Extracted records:

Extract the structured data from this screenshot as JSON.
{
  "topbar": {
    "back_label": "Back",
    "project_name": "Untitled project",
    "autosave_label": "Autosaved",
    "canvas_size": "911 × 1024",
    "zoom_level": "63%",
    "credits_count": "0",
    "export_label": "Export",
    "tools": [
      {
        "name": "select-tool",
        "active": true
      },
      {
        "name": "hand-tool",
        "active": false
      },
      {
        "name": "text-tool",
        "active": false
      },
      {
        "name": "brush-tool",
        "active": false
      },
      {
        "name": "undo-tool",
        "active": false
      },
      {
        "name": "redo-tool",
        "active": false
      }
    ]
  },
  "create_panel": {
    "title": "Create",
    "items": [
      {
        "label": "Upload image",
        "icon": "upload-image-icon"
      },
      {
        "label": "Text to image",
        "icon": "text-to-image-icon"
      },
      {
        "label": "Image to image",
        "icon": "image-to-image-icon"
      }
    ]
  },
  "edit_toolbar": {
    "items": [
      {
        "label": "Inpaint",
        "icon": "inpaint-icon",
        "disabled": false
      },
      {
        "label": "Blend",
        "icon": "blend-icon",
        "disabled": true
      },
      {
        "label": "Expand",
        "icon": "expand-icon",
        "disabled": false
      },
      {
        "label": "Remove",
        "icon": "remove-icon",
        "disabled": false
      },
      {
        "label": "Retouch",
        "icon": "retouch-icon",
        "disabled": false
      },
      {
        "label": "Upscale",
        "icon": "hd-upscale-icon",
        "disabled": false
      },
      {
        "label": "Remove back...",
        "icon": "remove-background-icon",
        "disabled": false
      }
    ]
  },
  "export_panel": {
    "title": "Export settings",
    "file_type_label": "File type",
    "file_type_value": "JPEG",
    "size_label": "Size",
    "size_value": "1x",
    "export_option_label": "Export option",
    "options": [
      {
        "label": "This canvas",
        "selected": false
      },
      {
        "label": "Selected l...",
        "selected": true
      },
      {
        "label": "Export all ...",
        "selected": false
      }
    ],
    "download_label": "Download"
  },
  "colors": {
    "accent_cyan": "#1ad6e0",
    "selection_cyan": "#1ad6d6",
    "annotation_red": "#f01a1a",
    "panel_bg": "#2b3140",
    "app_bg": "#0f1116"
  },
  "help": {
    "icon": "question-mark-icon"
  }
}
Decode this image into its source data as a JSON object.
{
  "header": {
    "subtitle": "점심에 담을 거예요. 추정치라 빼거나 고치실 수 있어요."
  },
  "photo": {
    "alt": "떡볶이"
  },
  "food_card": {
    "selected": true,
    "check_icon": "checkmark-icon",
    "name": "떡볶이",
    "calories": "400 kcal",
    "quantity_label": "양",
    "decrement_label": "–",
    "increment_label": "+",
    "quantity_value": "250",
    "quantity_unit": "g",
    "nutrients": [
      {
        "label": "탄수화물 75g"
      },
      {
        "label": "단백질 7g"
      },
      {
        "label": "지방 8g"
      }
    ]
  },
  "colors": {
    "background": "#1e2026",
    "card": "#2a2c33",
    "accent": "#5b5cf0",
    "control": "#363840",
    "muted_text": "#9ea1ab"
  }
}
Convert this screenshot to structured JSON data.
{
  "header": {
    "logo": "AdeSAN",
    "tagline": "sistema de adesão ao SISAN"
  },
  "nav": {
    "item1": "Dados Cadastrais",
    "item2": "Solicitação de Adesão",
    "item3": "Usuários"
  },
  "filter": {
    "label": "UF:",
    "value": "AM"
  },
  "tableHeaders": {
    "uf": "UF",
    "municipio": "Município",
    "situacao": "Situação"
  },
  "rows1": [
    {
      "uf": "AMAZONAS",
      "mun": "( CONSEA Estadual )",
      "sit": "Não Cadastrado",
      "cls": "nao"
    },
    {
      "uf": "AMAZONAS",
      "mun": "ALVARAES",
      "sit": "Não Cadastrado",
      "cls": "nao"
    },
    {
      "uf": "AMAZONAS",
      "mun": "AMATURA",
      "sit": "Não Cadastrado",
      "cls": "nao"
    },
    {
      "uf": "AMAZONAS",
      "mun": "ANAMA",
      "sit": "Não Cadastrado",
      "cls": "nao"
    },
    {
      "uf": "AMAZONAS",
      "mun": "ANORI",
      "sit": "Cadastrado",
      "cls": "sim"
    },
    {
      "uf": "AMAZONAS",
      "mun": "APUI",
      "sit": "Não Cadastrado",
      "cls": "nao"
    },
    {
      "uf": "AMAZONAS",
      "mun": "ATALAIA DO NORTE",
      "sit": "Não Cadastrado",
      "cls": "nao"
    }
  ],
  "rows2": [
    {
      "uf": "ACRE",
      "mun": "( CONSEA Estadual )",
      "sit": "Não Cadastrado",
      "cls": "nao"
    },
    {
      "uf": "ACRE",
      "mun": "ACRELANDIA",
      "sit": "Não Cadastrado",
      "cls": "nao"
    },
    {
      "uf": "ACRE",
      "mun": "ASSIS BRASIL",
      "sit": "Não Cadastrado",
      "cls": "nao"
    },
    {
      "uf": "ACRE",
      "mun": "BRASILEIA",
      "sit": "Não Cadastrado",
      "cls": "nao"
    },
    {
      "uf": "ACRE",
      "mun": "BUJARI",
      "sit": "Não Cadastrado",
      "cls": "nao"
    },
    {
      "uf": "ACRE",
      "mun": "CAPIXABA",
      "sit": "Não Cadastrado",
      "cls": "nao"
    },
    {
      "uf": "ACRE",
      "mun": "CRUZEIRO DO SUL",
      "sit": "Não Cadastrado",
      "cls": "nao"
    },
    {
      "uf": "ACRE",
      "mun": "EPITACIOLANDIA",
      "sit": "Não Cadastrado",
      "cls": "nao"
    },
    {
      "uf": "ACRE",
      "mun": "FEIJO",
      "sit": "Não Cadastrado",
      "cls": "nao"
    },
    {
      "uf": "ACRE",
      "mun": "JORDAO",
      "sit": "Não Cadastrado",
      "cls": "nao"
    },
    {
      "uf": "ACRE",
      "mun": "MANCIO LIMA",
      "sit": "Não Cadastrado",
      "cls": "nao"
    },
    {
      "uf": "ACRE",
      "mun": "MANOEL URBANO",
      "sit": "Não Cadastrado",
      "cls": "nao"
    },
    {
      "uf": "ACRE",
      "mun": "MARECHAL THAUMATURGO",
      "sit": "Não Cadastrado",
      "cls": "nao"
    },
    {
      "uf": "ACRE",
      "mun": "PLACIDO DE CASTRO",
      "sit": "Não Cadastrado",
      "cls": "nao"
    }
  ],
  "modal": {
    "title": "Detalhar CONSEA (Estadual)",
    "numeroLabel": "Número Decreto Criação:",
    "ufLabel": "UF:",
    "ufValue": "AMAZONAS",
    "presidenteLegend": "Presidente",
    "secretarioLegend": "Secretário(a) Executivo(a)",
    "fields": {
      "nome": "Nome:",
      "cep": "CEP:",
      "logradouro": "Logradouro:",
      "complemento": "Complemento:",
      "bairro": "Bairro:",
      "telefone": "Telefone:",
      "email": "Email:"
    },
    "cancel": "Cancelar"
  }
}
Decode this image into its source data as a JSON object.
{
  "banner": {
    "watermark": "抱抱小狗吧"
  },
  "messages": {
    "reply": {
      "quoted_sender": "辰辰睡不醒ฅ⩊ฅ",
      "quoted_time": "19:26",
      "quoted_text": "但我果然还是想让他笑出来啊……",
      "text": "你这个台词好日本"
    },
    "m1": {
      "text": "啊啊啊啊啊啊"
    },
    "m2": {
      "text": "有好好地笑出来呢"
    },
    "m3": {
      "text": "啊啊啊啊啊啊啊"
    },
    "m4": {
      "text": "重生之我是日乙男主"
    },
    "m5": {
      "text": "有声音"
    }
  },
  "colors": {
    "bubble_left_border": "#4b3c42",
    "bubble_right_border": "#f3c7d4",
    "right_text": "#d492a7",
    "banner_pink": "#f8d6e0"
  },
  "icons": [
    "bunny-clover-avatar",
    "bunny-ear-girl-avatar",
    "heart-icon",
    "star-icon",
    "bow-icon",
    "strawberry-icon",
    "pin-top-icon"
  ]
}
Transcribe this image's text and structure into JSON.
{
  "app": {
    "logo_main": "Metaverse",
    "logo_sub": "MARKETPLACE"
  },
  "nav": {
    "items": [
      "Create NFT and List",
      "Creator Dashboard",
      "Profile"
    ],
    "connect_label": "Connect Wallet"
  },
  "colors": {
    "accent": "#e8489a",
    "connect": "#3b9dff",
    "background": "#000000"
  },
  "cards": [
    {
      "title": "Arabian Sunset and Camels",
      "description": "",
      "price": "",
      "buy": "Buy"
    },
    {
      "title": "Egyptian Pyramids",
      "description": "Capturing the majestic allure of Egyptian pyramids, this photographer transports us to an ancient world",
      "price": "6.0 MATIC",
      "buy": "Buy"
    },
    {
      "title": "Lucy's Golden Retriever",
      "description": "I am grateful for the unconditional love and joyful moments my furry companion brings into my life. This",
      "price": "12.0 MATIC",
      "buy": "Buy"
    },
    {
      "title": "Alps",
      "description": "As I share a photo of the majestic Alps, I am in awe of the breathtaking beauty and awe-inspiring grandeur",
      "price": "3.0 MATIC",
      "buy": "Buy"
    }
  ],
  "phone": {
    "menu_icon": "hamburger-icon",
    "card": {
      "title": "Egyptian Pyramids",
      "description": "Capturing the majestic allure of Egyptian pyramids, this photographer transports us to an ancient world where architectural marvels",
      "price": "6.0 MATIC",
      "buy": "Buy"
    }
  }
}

▶ Problem
Report how many lines in the records above contain the word "transports", giving only the number.

▶ Response
2